Written exercise - Show every line below where "image" can be found.

Input material -
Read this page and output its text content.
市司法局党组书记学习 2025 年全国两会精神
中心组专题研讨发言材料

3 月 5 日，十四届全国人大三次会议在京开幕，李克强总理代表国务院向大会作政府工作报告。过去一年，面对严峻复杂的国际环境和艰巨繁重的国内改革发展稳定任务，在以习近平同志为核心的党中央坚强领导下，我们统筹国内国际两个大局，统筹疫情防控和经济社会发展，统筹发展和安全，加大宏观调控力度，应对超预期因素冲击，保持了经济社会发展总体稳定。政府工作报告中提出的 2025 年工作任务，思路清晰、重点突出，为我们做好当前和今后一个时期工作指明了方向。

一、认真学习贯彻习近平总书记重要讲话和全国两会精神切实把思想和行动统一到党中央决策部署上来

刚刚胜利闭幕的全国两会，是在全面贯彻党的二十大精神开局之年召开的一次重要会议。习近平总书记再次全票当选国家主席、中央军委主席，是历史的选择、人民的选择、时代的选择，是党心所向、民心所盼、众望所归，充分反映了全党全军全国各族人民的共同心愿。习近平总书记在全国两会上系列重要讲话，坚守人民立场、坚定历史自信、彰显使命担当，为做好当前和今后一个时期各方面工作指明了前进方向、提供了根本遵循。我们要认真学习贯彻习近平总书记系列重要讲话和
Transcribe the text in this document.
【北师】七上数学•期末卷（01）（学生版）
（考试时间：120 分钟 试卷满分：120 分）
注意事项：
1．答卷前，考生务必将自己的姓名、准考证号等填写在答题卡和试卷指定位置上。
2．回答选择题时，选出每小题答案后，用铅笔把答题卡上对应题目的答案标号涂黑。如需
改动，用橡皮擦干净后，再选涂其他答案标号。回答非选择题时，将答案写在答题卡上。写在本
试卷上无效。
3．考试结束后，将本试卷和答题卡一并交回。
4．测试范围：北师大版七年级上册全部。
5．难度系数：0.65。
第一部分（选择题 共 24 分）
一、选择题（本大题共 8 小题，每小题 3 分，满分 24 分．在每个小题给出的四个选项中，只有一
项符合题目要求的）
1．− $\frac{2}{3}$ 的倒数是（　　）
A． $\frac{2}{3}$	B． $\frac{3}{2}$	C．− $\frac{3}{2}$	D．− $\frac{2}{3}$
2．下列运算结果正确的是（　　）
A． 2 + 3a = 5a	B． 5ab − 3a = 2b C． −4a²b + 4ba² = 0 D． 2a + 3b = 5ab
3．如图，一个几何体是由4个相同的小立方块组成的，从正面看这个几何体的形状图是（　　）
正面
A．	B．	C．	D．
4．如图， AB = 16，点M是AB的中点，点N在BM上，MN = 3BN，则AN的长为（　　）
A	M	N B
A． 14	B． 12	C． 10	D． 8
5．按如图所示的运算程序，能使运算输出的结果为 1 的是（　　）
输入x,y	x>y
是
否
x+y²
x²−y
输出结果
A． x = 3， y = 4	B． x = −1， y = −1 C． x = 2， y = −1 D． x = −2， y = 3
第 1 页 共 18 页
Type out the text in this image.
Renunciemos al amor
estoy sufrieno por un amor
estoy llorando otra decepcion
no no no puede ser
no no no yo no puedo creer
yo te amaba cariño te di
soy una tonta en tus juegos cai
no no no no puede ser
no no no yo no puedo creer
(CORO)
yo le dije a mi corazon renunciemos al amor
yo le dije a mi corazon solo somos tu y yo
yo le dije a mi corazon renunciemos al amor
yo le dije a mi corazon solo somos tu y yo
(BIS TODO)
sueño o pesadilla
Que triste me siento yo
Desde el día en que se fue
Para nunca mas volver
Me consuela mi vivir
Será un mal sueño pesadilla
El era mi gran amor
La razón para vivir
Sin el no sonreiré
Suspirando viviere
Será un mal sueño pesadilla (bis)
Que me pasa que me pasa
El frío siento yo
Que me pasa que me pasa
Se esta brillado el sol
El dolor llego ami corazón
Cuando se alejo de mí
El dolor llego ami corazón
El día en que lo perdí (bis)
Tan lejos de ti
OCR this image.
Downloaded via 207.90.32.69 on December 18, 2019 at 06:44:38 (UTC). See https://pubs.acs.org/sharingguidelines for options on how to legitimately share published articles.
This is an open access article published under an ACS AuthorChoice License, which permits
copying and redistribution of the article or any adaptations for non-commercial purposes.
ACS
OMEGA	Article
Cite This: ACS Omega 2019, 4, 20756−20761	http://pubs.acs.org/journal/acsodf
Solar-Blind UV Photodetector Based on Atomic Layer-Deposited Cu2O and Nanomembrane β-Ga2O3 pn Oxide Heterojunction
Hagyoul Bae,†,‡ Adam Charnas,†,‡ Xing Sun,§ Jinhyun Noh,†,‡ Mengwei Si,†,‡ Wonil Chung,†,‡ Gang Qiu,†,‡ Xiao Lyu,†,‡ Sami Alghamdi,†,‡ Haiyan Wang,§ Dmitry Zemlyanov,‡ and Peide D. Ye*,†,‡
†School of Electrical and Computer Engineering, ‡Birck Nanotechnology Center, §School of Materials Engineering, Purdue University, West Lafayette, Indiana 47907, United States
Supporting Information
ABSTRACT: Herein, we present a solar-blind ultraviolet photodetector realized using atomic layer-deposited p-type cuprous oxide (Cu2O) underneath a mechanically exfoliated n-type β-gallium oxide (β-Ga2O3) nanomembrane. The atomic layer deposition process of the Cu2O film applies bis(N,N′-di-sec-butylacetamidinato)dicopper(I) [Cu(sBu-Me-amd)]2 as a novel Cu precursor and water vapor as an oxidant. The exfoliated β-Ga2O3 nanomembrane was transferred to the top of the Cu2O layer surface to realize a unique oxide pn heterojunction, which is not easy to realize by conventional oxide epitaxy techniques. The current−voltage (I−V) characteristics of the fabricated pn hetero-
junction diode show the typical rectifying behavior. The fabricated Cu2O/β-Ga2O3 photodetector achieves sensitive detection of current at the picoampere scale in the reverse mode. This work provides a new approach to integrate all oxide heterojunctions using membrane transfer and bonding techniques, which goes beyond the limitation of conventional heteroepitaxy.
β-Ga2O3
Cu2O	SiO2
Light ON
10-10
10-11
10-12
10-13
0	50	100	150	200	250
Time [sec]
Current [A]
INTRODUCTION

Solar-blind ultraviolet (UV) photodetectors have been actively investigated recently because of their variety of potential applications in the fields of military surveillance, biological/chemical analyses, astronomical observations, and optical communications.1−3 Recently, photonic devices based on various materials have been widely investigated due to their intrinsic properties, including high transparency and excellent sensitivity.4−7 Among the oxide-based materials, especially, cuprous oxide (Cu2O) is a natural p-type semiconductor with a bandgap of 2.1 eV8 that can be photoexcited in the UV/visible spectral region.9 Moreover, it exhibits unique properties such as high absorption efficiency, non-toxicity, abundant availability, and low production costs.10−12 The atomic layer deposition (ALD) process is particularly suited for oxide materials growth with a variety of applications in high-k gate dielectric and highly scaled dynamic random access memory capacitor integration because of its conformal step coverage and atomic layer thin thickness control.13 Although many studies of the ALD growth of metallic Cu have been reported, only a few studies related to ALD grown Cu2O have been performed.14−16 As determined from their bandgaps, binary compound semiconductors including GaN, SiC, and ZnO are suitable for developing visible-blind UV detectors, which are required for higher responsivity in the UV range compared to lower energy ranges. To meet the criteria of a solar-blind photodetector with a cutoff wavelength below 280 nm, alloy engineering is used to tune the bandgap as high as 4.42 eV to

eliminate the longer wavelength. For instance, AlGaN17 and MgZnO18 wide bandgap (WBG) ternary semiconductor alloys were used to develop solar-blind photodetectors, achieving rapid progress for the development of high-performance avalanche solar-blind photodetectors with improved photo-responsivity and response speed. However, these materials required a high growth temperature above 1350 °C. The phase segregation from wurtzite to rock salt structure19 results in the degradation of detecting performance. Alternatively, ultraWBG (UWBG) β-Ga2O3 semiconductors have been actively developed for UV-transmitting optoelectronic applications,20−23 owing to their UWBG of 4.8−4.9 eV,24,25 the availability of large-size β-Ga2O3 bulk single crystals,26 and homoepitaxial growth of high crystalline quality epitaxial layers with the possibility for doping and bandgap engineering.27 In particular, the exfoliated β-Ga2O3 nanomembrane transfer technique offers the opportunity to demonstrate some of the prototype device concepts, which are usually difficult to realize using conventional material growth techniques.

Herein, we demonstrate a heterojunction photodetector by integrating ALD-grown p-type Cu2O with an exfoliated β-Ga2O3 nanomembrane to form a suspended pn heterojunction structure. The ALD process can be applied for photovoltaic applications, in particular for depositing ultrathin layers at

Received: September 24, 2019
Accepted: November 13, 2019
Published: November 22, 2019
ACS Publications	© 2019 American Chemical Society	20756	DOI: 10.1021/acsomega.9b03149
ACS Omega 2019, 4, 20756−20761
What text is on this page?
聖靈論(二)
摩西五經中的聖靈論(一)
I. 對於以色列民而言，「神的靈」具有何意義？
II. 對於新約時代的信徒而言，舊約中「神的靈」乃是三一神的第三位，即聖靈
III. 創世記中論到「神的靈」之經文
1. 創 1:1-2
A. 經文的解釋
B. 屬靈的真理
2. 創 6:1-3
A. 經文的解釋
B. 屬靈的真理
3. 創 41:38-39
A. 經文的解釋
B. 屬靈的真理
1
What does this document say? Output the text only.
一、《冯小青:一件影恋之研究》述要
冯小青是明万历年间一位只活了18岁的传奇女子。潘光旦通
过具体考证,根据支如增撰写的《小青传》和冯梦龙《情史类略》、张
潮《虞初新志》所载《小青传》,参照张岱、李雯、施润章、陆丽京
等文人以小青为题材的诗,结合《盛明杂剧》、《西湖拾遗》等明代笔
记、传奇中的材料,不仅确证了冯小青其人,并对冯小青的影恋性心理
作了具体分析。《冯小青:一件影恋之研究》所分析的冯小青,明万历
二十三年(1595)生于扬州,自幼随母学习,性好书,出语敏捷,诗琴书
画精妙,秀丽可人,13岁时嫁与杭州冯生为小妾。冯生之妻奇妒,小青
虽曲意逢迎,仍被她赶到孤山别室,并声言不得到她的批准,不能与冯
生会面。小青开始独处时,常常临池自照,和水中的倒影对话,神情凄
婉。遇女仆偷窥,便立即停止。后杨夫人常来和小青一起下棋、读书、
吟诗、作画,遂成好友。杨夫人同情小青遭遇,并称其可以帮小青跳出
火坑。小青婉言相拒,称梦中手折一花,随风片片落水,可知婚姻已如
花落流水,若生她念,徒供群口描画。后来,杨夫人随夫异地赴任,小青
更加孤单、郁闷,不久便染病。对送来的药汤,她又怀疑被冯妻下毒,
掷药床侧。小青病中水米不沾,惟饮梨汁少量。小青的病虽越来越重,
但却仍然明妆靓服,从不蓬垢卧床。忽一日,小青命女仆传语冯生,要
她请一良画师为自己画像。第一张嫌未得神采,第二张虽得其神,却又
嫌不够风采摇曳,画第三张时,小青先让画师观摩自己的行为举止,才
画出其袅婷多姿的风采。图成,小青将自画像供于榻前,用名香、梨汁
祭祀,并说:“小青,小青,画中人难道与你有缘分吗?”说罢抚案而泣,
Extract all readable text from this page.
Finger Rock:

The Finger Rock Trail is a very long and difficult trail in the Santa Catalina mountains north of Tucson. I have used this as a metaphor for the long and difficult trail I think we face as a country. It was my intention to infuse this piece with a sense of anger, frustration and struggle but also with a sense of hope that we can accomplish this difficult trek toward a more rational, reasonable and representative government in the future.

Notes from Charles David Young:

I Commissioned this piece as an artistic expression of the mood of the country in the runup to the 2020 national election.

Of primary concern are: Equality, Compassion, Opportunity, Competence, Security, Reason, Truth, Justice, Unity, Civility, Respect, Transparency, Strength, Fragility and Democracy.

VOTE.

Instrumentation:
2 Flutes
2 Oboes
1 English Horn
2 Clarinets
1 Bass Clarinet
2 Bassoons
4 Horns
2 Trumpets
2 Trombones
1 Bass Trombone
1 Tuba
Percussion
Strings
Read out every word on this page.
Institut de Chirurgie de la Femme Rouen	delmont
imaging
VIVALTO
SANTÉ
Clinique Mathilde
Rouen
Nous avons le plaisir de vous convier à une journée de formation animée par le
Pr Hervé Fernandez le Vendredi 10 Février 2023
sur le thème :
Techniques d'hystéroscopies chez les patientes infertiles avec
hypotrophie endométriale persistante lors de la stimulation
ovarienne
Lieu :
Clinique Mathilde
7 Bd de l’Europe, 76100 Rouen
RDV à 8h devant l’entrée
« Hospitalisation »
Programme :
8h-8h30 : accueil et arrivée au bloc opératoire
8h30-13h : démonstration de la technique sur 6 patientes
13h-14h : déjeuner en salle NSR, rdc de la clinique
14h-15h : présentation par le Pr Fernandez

Solution -
Type out the text in this image.
OCR this image.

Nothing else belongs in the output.